⟨

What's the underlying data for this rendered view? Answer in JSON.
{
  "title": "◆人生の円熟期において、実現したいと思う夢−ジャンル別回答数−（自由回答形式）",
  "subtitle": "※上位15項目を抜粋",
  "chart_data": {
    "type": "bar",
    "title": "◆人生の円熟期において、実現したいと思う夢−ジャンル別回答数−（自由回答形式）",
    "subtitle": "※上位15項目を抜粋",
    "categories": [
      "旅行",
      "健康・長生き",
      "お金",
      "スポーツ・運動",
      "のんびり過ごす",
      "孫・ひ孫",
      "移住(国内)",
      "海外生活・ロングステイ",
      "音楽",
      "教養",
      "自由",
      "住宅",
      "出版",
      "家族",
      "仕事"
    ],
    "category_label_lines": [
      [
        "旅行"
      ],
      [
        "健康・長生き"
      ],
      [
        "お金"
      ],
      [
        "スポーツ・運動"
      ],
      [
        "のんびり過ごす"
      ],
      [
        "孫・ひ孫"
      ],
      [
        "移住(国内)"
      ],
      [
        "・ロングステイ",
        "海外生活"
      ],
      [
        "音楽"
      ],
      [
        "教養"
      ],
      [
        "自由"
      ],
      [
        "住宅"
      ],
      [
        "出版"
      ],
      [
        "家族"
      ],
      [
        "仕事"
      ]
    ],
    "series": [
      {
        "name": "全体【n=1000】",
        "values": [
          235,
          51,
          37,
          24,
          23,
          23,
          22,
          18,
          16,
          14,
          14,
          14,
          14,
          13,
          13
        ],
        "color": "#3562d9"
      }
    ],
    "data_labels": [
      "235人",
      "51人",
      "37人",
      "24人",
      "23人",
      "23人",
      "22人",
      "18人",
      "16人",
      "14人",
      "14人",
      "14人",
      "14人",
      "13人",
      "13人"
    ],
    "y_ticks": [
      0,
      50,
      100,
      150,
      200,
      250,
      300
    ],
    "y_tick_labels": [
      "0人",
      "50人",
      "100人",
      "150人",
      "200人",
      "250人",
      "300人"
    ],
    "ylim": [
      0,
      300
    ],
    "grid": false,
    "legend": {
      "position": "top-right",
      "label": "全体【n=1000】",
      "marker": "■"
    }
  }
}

⟩

* PROBLEM DETAILS: Scan the listing above and copy all lines containing the word "自由回答形式".

* EXERCISE RESULT:
  "title": "◆人生の円熟期において、実現したいと思う夢−ジャンル別回答数−（自由回答形式）",
    "title": "◆人生の円熟期において、実現したいと思う夢−ジャンル別回答数−（自由回答形式）",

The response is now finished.